begin The input

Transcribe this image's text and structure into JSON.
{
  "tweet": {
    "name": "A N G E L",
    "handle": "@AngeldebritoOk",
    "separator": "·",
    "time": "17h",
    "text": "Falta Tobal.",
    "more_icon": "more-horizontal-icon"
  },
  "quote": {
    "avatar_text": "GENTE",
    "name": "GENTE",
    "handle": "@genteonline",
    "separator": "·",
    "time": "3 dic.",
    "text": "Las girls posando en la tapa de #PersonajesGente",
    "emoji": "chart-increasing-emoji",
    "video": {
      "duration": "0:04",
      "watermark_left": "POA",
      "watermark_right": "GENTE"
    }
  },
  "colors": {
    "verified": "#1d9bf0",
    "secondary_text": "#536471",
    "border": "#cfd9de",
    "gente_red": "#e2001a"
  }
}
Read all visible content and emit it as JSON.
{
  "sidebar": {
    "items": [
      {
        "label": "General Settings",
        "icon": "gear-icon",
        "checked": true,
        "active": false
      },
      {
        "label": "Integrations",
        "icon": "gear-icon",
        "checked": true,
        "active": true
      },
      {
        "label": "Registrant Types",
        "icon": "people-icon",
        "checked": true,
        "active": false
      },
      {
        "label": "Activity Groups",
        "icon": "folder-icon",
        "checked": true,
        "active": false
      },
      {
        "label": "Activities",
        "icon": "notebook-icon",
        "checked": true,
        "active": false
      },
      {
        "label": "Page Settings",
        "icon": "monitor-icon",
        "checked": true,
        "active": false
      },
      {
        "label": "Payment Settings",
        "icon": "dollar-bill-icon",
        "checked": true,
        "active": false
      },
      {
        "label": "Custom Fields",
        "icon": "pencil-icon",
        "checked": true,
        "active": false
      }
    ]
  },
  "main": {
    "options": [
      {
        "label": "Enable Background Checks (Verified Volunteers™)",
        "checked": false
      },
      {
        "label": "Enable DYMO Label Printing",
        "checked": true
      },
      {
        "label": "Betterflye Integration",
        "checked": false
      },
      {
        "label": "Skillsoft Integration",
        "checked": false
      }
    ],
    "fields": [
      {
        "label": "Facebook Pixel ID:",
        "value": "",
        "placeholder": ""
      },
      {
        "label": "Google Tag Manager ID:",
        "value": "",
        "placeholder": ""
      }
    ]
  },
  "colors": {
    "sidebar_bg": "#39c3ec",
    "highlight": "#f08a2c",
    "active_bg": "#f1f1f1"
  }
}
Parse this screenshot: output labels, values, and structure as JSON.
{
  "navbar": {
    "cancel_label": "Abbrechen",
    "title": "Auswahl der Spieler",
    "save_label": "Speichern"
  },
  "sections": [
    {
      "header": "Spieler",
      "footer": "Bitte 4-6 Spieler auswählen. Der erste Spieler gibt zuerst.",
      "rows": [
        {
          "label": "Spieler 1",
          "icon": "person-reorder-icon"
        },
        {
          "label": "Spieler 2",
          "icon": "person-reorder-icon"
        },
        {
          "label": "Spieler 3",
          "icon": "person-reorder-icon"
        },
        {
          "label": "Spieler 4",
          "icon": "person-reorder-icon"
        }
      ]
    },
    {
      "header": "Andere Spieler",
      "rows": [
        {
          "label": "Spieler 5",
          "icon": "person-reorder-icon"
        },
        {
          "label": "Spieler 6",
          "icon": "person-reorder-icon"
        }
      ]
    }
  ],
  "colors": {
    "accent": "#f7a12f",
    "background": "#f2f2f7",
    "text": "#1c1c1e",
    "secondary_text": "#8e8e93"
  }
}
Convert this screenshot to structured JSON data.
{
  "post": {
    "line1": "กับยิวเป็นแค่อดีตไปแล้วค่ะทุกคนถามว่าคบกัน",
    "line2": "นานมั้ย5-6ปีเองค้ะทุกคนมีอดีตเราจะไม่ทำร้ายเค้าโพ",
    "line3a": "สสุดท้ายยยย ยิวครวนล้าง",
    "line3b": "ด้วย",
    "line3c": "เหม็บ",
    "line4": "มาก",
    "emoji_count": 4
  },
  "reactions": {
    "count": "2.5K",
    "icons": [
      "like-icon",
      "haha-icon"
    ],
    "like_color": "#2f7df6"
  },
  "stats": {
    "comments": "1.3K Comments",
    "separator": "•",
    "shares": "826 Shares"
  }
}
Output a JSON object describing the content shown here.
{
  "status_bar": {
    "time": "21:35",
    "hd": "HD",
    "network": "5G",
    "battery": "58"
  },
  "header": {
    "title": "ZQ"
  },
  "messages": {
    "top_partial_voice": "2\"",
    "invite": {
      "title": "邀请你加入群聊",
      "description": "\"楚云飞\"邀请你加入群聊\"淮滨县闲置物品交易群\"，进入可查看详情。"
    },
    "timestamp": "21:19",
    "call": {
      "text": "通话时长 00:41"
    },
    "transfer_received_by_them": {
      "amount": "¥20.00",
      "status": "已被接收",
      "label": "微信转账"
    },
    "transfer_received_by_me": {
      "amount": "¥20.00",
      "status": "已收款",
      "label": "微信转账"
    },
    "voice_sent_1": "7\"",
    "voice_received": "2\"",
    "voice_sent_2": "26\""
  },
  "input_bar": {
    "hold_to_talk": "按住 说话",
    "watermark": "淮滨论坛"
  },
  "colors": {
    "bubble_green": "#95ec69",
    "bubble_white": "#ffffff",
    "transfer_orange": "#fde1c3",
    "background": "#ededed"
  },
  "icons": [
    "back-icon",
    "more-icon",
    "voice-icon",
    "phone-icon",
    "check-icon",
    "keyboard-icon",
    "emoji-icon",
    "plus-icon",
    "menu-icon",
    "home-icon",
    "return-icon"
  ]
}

end The input

> Stated task
Please output the complete data exactly.

> Task solution
Transcribe this image's text and structure into JSON.
{
  "tweet": {
    "name": "A N G E L",
    "handle": "@AngeldebritoOk",
    "separator": "·",
    "time": "17h",
    "text": "Falta Tobal.",
    "more_icon": "more-horizontal-icon"
  },
  "quote": {
    "avatar_text": "GENTE",
    "name": "GENTE",
    "handle": "@genteonline",
    "separator": "·",
    "time": "3 dic.",
    "text": "Las girls posando en la tapa de #PersonajesGente",
    "emoji": "chart-increasing-emoji",
    "video": {
      "duration": "0:04",
      "watermark_left": "POA",
      "watermark_right": "GENTE"
    }
  },
  "colors": {
    "verified": "#1d9bf0",
    "secondary_text": "#536471",
    "border": "#cfd9de",
    "gente_red": "#e2001a"
  }
}
Read all visible content and emit it as JSON.
{
  "sidebar": {
    "items": [
      {
        "label": "General Settings",
        "icon": "gear-icon",
        "checked": true,
        "active": false
      },
      {
        "label": "Integrations",
        "icon": "gear-icon",
        "checked": true,
        "active": true
      },
      {
        "label": "Registrant Types",
        "icon": "people-icon",
        "checked": true,
        "active": false
      },
      {
        "label": "Activity Groups",
        "icon": "folder-icon",
        "checked": true,
        "active": false
      },
      {
        "label": "Activities",
        "icon": "notebook-icon",
        "checked": true,
        "active": false
      },
      {
        "label": "Page Settings",
        "icon": "monitor-icon",
        "checked": true,
        "active": false
      },
      {
        "label": "Payment Settings",
        "icon": "dollar-bill-icon",
        "checked": true,
        "active": false
      },
      {
        "label": "Custom Fields",
        "icon": "pencil-icon",
        "checked": true,
        "active": false
      }
    ]
  },
  "main": {
    "options": [
      {
        "label": "Enable Background Checks (Verified Volunteers™)",
        "checked": false
      },
      {
        "label": "Enable DYMO Label Printing",
        "checked": true
      },
      {
        "label": "Betterflye Integration",
        "checked": false
      },
      {
        "label": "Skillsoft Integration",
        "checked": false
      }
    ],
    "fields": [
      {
        "label": "Facebook Pixel ID:",
        "value": "",
        "placeholder": ""
      },
      {
        "label": "Google Tag Manager ID:",
        "value": "",
        "placeholder": ""
      }
    ]
  },
  "colors": {
    "sidebar_bg": "#39c3ec",
    "highlight": "#f08a2c",
    "active_bg": "#f1f1f1"
  }
}
Parse this screenshot: output labels, values, and structure as JSON.
{
  "navbar": {
    "cancel_label": "Abbrechen",
    "title": "Auswahl der Spieler",
    "save_label": "Speichern"
  },
  "sections": [
    {
      "header": "Spieler",
      "footer": "Bitte 4-6 Spieler auswählen. Der erste Spieler gibt zuerst.",
      "rows": [
        {
          "label": "Spieler 1",
          "icon": "person-reorder-icon"
        },
        {
          "label": "Spieler 2",
          "icon": "person-reorder-icon"
        },
        {
          "label": "Spieler 3",
          "icon": "person-reorder-icon"
        },
        {
          "label": "Spieler 4",
          "icon": "person-reorder-icon"
        }
      ]
    },
    {
      "header": "Andere Spieler",
      "rows": [
        {
          "label": "Spieler 5",
          "icon": "person-reorder-icon"
        },
        {
          "label": "Spieler 6",
          "icon": "person-reorder-icon"
        }
      ]
    }
  ],
  "colors": {
    "accent": "#f7a12f",
    "background": "#f2f2f7",
    "text": "#1c1c1e",
    "secondary_text": "#8e8e93"
  }
}
Convert this screenshot to structured JSON data.
{
  "post": {
    "line1": "กับยิวเป็นแค่อดีตไปแล้วค่ะทุกคนถามว่าคบกัน",
    "line2": "นานมั้ย5-6ปีเองค้ะทุกคนมีอดีตเราจะไม่ทำร้ายเค้าโพ",
    "line3a": "สสุดท้ายยยย ยิวครวนล้าง",
    "line3b": "ด้วย",
    "line3c": "เหม็บ",
    "line4": "มาก",
    "emoji_count": 4
  },
  "reactions": {
    "count": "2.5K",
    "icons": [
      "like-icon",
      "haha-icon"
    ],
    "like_color": "#2f7df6"
  },
  "stats": {
    "comments": "1.3K Comments",
    "separator": "•",
    "shares": "826 Shares"
  }
}
Output a JSON object describing the content shown here.
{
  "status_bar": {
    "time": "21:35",
    "hd": "HD",
    "network": "5G",
    "battery": "58"
  },
  "header": {
    "title": "ZQ"
  },
  "messages": {
    "top_partial_voice": "2\"",
    "invite": {
      "title": "邀请你加入群聊",
      "description": "\"楚云飞\"邀请你加入群聊\"淮滨县闲置物品交易群\"，进入可查看详情。"
    },
    "timestamp": "21:19",
    "call": {
      "text": "通话时长 00:41"
    },
    "transfer_received_by_them": {
      "amount": "¥20.00",
      "status": "已被接收",
      "label": "微信转账"
    },
    "transfer_received_by_me": {
      "amount": "¥20.00",
      "status": "已收款",
      "label": "微信转账"
    },
    "voice_sent_1": "7\"",
    "voice_received": "2\"",
    "voice_sent_2": "26\""
  },
  "input_bar": {
    "hold_to_talk": "按住 说话",
    "watermark": "淮滨论坛"
  },
  "colors": {
    "bubble_green": "#95ec69",
    "bubble_white": "#ffffff",
    "transfer_orange": "#fde1c3",
    "background": "#ededed"
  },
  "icons": [
    "back-icon",
    "more-icon",
    "voice-icon",
    "phone-icon",
    "check-icon",
    "keyboard-icon",
    "emoji-icon",
    "plus-icon",
    "menu-icon",
    "home-icon",
    "return-icon"
  ]
}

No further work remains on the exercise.